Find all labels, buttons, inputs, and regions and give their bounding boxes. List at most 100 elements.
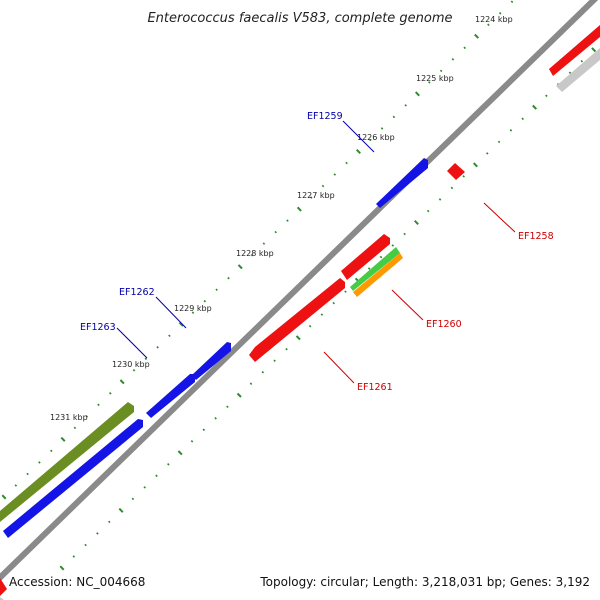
gene-feature-ef1258[interactable] [447,163,465,180]
gene-feature-ef1263[interactable] [146,374,195,418]
tick-mark [236,392,242,398]
tick-mark [286,219,289,222]
tick-mark [438,198,442,201]
tick-mark [203,299,207,303]
kbp-labels: 1224 kbp 1225 kbp 1226 kbp 1227 kbp 1228… [50,15,513,422]
leader-ef1258 [483,202,516,233]
kbp-label: 1227 kbp [297,191,335,200]
tick-mark [532,104,538,110]
tick-mark [118,507,124,513]
forward-strand-genes [0,25,600,538]
tick-mark [202,428,206,432]
tick-mark [250,253,254,257]
gene-label-ef1259[interactable]: EF1259 [307,111,343,122]
tick-mark [143,486,146,489]
tick-mark [72,555,76,558]
tick-mark [249,382,253,385]
tick-mark [509,129,513,132]
tick-mark [177,450,183,456]
tick-mark [167,463,170,466]
tick-mark [320,313,324,316]
tick-mark [451,58,455,61]
leader-ef1262 [155,296,187,329]
gene-label-ef1260[interactable]: EF1260 [426,319,462,330]
gene-feature-bottom-red[interactable] [0,578,7,596]
tick-mark [486,152,489,155]
gene-feature-ef1260-orange[interactable] [353,253,403,297]
tick-mark [403,232,406,236]
genome-title: Enterococcus faecalis V583, complete gen… [147,11,452,26]
tick-mark [262,242,266,245]
gene-label-ef1261[interactable]: EF1261 [357,382,393,393]
reverse-strand-genes [0,163,465,600]
leader-ef1261 [323,351,355,384]
gene-feature-ef1259[interactable] [376,158,428,208]
kbp-label: 1231 kbp [50,413,88,422]
gene-feature-top-red[interactable] [549,25,600,76]
gene-label-ef1262[interactable]: EF1262 [119,287,155,298]
tick-mark [368,138,372,142]
kbp-label: 1226 kbp [357,133,395,142]
tick-mark [510,0,514,4]
tick-mark [295,335,301,341]
tick-mark [367,267,371,270]
tick-mark [1,494,7,500]
outer-tick-track [1,0,514,500]
tick-mark [14,484,18,487]
tick-mark [38,461,41,464]
gene-feature-olive[interactable] [0,402,134,522]
tick-mark [332,301,335,305]
accession-text: Accession: NC_004668 [9,575,145,589]
tick-mark [215,288,218,291]
tick-mark [428,81,431,84]
tick-mark [214,417,217,420]
tick-mark [190,440,194,443]
tick-mark [131,497,135,501]
tick-mark [391,244,395,247]
tick-mark [285,347,288,351]
tick-mark [414,91,420,97]
gene-label-ef1258[interactable]: EF1258 [518,231,554,242]
tick-mark [191,311,195,314]
gene-feature-ef1260-green[interactable] [350,247,400,291]
tick-mark [462,175,465,178]
tick-mark [308,324,312,328]
tick-mark [472,162,478,168]
tick-mark [344,290,347,293]
tick-mark [296,206,302,212]
tick-mark [227,276,230,280]
gene-feature-ef1261[interactable] [249,278,345,362]
leader-ef1259 [342,120,375,153]
gene-feature-ef1262[interactable] [192,342,231,380]
tick-mark [97,403,100,407]
leader-ef1263 [116,327,148,359]
tick-mark [85,415,88,418]
tick-mark [333,173,337,176]
tick-mark [50,449,53,453]
tick-mark [237,264,243,270]
tick-mark [178,321,184,327]
inner-tick-track [59,47,597,571]
leader-ef1260 [391,289,424,321]
tick-mark [26,472,29,476]
tick-mark [439,69,443,73]
tick-mark [404,104,407,107]
tick-mark [144,357,148,361]
gene-label-ef1263[interactable]: EF1263 [80,322,116,333]
label-leaders [116,120,516,384]
tick-mark [345,161,348,165]
tick-mark [168,334,171,338]
gene-feature-top-gray[interactable] [556,48,600,92]
kbp-label: 1224 kbp [475,15,513,24]
tick-mark [132,369,136,372]
tick-mark [109,392,112,395]
gene-feature-blue-long[interactable] [3,419,143,538]
gene-feature-ef1260-red[interactable] [341,234,390,280]
gene-feature-bottom-gray[interactable] [0,597,4,600]
tick-mark [591,47,597,53]
tick-mark [450,186,454,190]
tick-mark [463,46,466,50]
tick-mark [60,436,66,442]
● ● ● ● ● ● ●
__AIM OF THE EXERCISE__:
Where does the string "gray" appear in the records above? Return every line that holds it.

__RESPONSE TO THIS EXERCISE__:
gene-feature-top-gray[interactable] [556,48,600,92]
gene-feature-bottom-gray[interactable] [0,597,4,600]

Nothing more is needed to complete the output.